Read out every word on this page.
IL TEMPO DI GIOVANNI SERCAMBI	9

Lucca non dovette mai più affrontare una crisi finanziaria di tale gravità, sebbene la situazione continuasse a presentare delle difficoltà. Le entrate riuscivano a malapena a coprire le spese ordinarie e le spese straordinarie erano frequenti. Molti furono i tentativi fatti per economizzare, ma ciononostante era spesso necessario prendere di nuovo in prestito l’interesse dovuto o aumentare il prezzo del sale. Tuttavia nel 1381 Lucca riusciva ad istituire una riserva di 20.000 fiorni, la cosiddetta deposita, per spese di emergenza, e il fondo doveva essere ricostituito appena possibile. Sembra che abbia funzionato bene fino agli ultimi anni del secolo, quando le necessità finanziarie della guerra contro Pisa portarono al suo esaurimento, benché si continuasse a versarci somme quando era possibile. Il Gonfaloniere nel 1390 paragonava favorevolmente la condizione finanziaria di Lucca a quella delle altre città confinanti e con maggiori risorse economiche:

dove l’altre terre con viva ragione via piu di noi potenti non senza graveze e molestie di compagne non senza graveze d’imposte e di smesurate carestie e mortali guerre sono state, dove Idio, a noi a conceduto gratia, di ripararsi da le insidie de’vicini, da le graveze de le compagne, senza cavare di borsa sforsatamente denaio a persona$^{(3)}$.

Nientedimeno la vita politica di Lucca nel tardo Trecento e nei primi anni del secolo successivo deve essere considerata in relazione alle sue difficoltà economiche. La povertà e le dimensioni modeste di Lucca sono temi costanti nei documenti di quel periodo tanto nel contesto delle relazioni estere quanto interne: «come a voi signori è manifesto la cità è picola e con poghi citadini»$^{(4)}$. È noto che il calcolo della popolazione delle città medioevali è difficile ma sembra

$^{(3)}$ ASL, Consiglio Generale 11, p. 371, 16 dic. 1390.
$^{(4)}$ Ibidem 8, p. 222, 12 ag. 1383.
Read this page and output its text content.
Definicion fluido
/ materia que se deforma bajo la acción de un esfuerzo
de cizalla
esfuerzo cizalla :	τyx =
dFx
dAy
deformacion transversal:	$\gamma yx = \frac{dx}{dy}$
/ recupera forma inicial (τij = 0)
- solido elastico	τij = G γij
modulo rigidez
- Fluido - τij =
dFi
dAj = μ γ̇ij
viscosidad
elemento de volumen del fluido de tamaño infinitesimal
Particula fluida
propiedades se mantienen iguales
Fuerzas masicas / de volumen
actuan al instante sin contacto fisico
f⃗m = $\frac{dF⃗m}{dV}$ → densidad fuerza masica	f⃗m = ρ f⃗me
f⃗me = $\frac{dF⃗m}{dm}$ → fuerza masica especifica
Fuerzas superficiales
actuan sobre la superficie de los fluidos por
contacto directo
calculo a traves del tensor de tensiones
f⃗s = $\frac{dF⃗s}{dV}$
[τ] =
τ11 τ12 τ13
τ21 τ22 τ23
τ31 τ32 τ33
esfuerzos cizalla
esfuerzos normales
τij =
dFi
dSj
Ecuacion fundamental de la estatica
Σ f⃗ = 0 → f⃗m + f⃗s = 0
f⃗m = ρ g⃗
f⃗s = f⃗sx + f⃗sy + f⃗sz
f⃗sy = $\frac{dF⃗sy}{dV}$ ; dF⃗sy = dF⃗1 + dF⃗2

# # #

Description of the task: Repeat the entries shown above, every one, word for word.

Final result:
Read out every word on this page.
IL TEMPO DI GIOVANNI SERCAMBI	9

Lucca non dovette mai più affrontare una crisi finanziaria di tale gravità, sebbene la situazione continuasse a presentare delle difficoltà. Le entrate riuscivano a malapena a coprire le spese ordinarie e le spese straordinarie erano frequenti. Molti furono i tentativi fatti per economizzare, ma ciononostante era spesso necessario prendere di nuovo in prestito l’interesse dovuto o aumentare il prezzo del sale. Tuttavia nel 1381 Lucca riusciva ad istituire una riserva di 20.000 fiorni, la cosiddetta deposita, per spese di emergenza, e il fondo doveva essere ricostituito appena possibile. Sembra che abbia funzionato bene fino agli ultimi anni del secolo, quando le necessità finanziarie della guerra contro Pisa portarono al suo esaurimento, benché si continuasse a versarci somme quando era possibile. Il Gonfaloniere nel 1390 paragonava favorevolmente la condizione finanziaria di Lucca a quella delle altre città confinanti e con maggiori risorse economiche:

dove l’altre terre con viva ragione via piu di noi potenti non senza graveze e molestie di compagne non senza graveze d’imposte e di smesurate carestie e mortali guerre sono state, dove Idio, a noi a conceduto gratia, di ripararsi da le insidie de’vicini, da le graveze de le compagne, senza cavare di borsa sforsatamente denaio a persona$^{(3)}$.

Nientedimeno la vita politica di Lucca nel tardo Trecento e nei primi anni del secolo successivo deve essere considerata in relazione alle sue difficoltà economiche. La povertà e le dimensioni modeste di Lucca sono temi costanti nei documenti di quel periodo tanto nel contesto delle relazioni estere quanto interne: «come a voi signori è manifesto la cità è picola e con poghi citadini»$^{(4)}$. È noto che il calcolo della popolazione delle città medioevali è difficile ma sembra

$^{(3)}$ ASL, Consiglio Generale 11, p. 371, 16 dic. 1390.
$^{(4)}$ Ibidem 8, p. 222, 12 ag. 1383.
Read this page and output its text content.
Definicion fluido
/ materia que se deforma bajo la acción de un esfuerzo
de cizalla
esfuerzo cizalla :	τyx =
dFx
dAy
deformacion transversal:	$\gamma yx = \frac{dx}{dy}$
/ recupera forma inicial (τij = 0)
- solido elastico	τij = G γij
modulo rigidez
- Fluido - τij =
dFi
dAj = μ γ̇ij
viscosidad
elemento de volumen del fluido de tamaño infinitesimal
Particula fluida
propiedades se mantienen iguales
Fuerzas masicas / de volumen
actuan al instante sin contacto fisico
f⃗m = $\frac{dF⃗m}{dV}$ → densidad fuerza masica	f⃗m = ρ f⃗me
f⃗me = $\frac{dF⃗m}{dm}$ → fuerza masica especifica
Fuerzas superficiales
actuan sobre la superficie de los fluidos por
contacto directo
calculo a traves del tensor de tensiones
f⃗s = $\frac{dF⃗s}{dV}$
[τ] =
τ11 τ12 τ13
τ21 τ22 τ23
τ31 τ32 τ33
esfuerzos cizalla
esfuerzos normales
τij =
dFi
dSj
Ecuacion fundamental de la estatica
Σ f⃗ = 0 → f⃗m + f⃗s = 0
f⃗m = ρ g⃗
f⃗s = f⃗sx + f⃗sy + f⃗sz
f⃗sy = $\frac{dF⃗sy}{dV}$ ; dF⃗sy = dF⃗1 + dF⃗2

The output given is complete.